>> BEGIN Exercise data

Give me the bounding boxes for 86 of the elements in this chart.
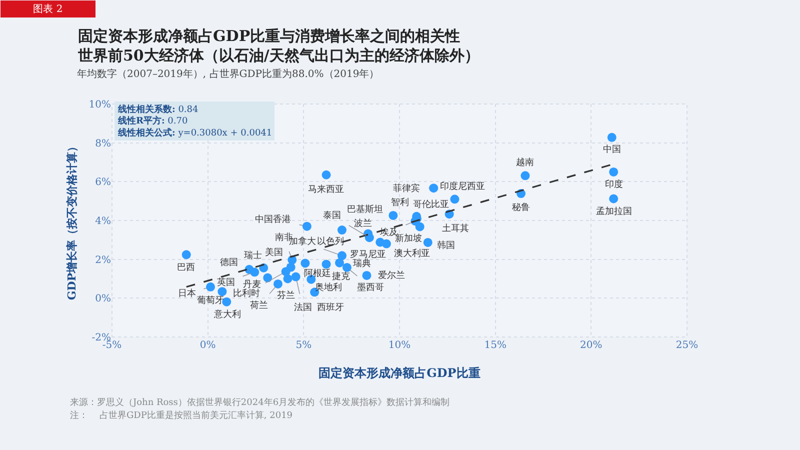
annotation: 丹麦 xyxy=(243,279,261,290)
annotation: 韩国 xyxy=(437,240,455,251)
point xyxy=(609,194,618,204)
annotation: 新加坡 xyxy=(395,233,422,244)
point xyxy=(364,233,374,242)
text: 注： 占世界GDP比重是按照当前美元汇率计算, 2019 xyxy=(70,410,293,421)
point xyxy=(281,267,290,276)
point xyxy=(182,250,191,260)
point xyxy=(273,279,282,288)
y-axis-title: GDP增长率（按不变价格计算） xyxy=(65,140,78,300)
annotation: 哥伦比亚 xyxy=(413,199,449,210)
point xyxy=(342,262,352,272)
point xyxy=(520,171,530,180)
annotation: 德国 xyxy=(220,257,238,268)
annotation: 罗马尼亚 xyxy=(350,249,386,260)
annotation: 爱尔兰 xyxy=(378,270,405,281)
annotation: 波兰 xyxy=(354,218,372,229)
annotation: 巴基斯坦 xyxy=(347,204,383,215)
annotation: 土耳其 xyxy=(442,223,469,234)
point xyxy=(302,222,312,231)
point xyxy=(300,258,310,268)
point xyxy=(338,226,346,235)
point xyxy=(609,167,618,176)
text: 线性相关系数: 0.84 线性R平方: 0.70 线性相关公式: y=0.3080x + 0.0041 xyxy=(118,105,272,138)
point xyxy=(322,260,331,269)
annotation: 墨西哥 xyxy=(357,282,384,293)
annotation: 西班牙 xyxy=(317,302,344,313)
point xyxy=(388,210,398,220)
annotation: 英国 xyxy=(217,277,235,288)
x-tick-label: 5% xyxy=(296,340,312,351)
point xyxy=(291,272,300,282)
annotation: 比利时 xyxy=(233,288,260,299)
annotation: 泰国 xyxy=(323,210,341,221)
x-tick-label: 25% xyxy=(676,340,698,351)
point xyxy=(423,238,432,247)
annotation: 意大利 xyxy=(213,309,241,320)
annotation: 秘鲁 xyxy=(512,202,530,213)
annotation: 瑞士 xyxy=(244,250,262,261)
point xyxy=(450,194,460,204)
annotation: 巴西 xyxy=(177,263,195,273)
chart-title: 固定资本形成净额占GDP比重与消费增长率之间的相关性世界前50大经济体（以石油/天然气出口为主的经济体除外） xyxy=(77,27,480,64)
x-tick-label: 0% xyxy=(200,340,216,351)
text: 图表 2 xyxy=(33,3,63,15)
annotation: 印度尼西亚 xyxy=(440,181,485,192)
annotation: 美国 xyxy=(265,247,283,258)
annotation: 荷兰 xyxy=(250,300,268,311)
chart-subtitle: 年均数字（2007–2019年）, 占世界GDP比重为88.0%（2019年） xyxy=(77,68,380,80)
annotation: 捷克 xyxy=(332,271,350,282)
y-tick-label: 6% xyxy=(95,177,111,188)
point xyxy=(362,270,372,280)
y-tick-label: 8% xyxy=(95,138,111,150)
x-axis-title: 固定资本形成净额占GDP比重 xyxy=(318,366,480,380)
annotation: 瑞典 xyxy=(353,258,371,269)
annotation: 菲律宾 xyxy=(393,183,420,194)
point xyxy=(244,264,254,274)
source-note: 来源：罗思义（John Ross）依据世界银行2024年6月发布的《世界发展指标》数据计算和编制 xyxy=(70,397,450,408)
annotation: 智利 xyxy=(391,197,409,208)
point xyxy=(335,258,344,268)
point xyxy=(607,132,616,142)
annotation: 法国 xyxy=(294,302,312,313)
y-tick-label: 2% xyxy=(95,254,111,266)
annotation: 马来西亚 xyxy=(308,184,344,195)
y-tick-label: 10% xyxy=(88,100,111,110)
point xyxy=(429,184,438,193)
annotation: 印度 xyxy=(605,179,623,190)
point xyxy=(206,282,216,292)
point xyxy=(382,239,391,248)
annotation: 越南 xyxy=(516,157,534,168)
point xyxy=(322,170,331,180)
y-tick-label: 0% xyxy=(95,294,111,305)
x-tick-label: 20% xyxy=(580,340,602,351)
annotation: 中国 xyxy=(603,144,621,155)
annotation: 芬兰 xyxy=(277,290,295,301)
point xyxy=(263,273,272,282)
x-tick-label: -5% xyxy=(102,340,122,351)
annotation: 日本 xyxy=(178,288,196,299)
annotation: 孟加拉国 xyxy=(596,206,632,217)
y-tick-label: 4% xyxy=(95,216,111,227)
annotation: 奥地利 xyxy=(315,282,342,293)
point xyxy=(218,287,227,296)
annotation: 中国香港 xyxy=(255,214,291,225)
annotation: 澳大利亚 xyxy=(394,248,430,259)
point xyxy=(338,251,346,260)
x-tick-label: 15% xyxy=(484,340,506,351)
x-tick-label: 10% xyxy=(388,340,411,351)
annotation: 阿根廷 xyxy=(304,268,331,279)
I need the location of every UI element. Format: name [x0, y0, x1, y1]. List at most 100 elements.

>> END Exercise data

=== What is needed ===
Give back every line of the data above unchanged, leaving out the pictures.

=== Solution to this problem ===
Give me the bounding boxes for 86 of the elements in this chart.
annotation: 丹麦 xyxy=(243,279,261,290)
annotation: 韩国 xyxy=(437,240,455,251)
point xyxy=(609,194,618,204)
annotation: 新加坡 xyxy=(395,233,422,244)
point xyxy=(364,233,374,242)
text: 注： 占世界GDP比重是按照当前美元汇率计算, 2019 xyxy=(70,410,293,421)
point xyxy=(281,267,290,276)
point xyxy=(182,250,191,260)
point xyxy=(273,279,282,288)
y-axis-title: GDP增长率（按不变价格计算） xyxy=(65,140,78,300)
annotation: 哥伦比亚 xyxy=(413,199,449,210)
point xyxy=(342,262,352,272)
point xyxy=(520,171,530,180)
annotation: 德国 xyxy=(220,257,238,268)
annotation: 罗马尼亚 xyxy=(350,249,386,260)
annotation: 爱尔兰 xyxy=(378,270,405,281)
annotation: 波兰 xyxy=(354,218,372,229)
annotation: 巴基斯坦 xyxy=(347,204,383,215)
annotation: 土耳其 xyxy=(442,223,469,234)
point xyxy=(302,222,312,231)
point xyxy=(300,258,310,268)
point xyxy=(338,226,346,235)
point xyxy=(609,167,618,176)
text: 线性相关系数: 0.84 线性R平方: 0.70 线性相关公式: y=0.3080x + 0.0041 xyxy=(118,105,272,138)
point xyxy=(322,260,331,269)
annotation: 墨西哥 xyxy=(357,282,384,293)
annotation: 西班牙 xyxy=(317,302,344,313)
point xyxy=(388,210,398,220)
annotation: 英国 xyxy=(217,277,235,288)
x-tick-label: 5% xyxy=(296,340,312,351)
point xyxy=(291,272,300,282)
annotation: 比利时 xyxy=(233,288,260,299)
annotation: 泰国 xyxy=(323,210,341,221)
x-tick-label: 25% xyxy=(676,340,698,351)
point xyxy=(423,238,432,247)
annotation: 意大利 xyxy=(213,309,241,320)
annotation: 秘鲁 xyxy=(512,202,530,213)
annotation: 瑞士 xyxy=(244,250,262,261)
point xyxy=(450,194,460,204)
annotation: 巴西 xyxy=(177,263,195,273)
chart-title: 固定资本形成净额占GDP比重与消费增长率之间的相关性世界前50大经济体（以石油/天然气出口为主的经济体除外） xyxy=(77,27,480,64)
x-tick-label: 0% xyxy=(200,340,216,351)
text: 图表 2 xyxy=(33,3,63,15)
annotation: 印度尼西亚 xyxy=(440,181,485,192)
annotation: 美国 xyxy=(265,247,283,258)
annotation: 荷兰 xyxy=(250,300,268,311)
chart-subtitle: 年均数字（2007–2019年）, 占世界GDP比重为88.0%（2019年） xyxy=(77,68,380,80)
annotation: 捷克 xyxy=(332,271,350,282)
y-tick-label: 6% xyxy=(95,177,111,188)
point xyxy=(362,270,372,280)
y-tick-label: 8% xyxy=(95,138,111,150)
x-axis-title: 固定资本形成净额占GDP比重 xyxy=(318,366,480,380)
annotation: 瑞典 xyxy=(353,258,371,269)
annotation: 菲律宾 xyxy=(393,183,420,194)
point xyxy=(244,264,254,274)
source-note: 来源：罗思义（John Ross）依据世界银行2024年6月发布的《世界发展指标》数据计算和编制 xyxy=(70,397,450,408)
annotation: 智利 xyxy=(391,197,409,208)
point xyxy=(335,258,344,268)
point xyxy=(607,132,616,142)
annotation: 法国 xyxy=(294,302,312,313)
y-tick-label: 2% xyxy=(95,254,111,266)
annotation: 马来西亚 xyxy=(308,184,344,195)
y-tick-label: 10% xyxy=(88,100,111,110)
point xyxy=(429,184,438,193)
annotation: 印度 xyxy=(605,179,623,190)
point xyxy=(206,282,216,292)
point xyxy=(382,239,391,248)
annotation: 越南 xyxy=(516,157,534,168)
point xyxy=(322,170,331,180)
y-tick-label: 0% xyxy=(95,294,111,305)
x-tick-label: 20% xyxy=(580,340,602,351)
annotation: 中国 xyxy=(603,144,621,155)
annotation: 芬兰 xyxy=(277,290,295,301)
point xyxy=(263,273,272,282)
x-tick-label: -5% xyxy=(102,340,122,351)
annotation: 日本 xyxy=(178,288,196,299)
annotation: 孟加拉国 xyxy=(596,206,632,217)
y-tick-label: 4% xyxy=(95,216,111,227)
annotation: 奥地利 xyxy=(315,282,342,293)
point xyxy=(218,287,227,296)
annotation: 中国香港 xyxy=(255,214,291,225)
annotation: 澳大利亚 xyxy=(394,248,430,259)
point xyxy=(338,251,346,260)
x-tick-label: 15% xyxy=(484,340,506,351)
x-tick-label: 10% xyxy=(388,340,411,351)
annotation: 阿根廷 xyxy=(304,268,331,279)
I need the location of every UI element. Format: name [x0, y0, x1, y1]. List at most 100 elements.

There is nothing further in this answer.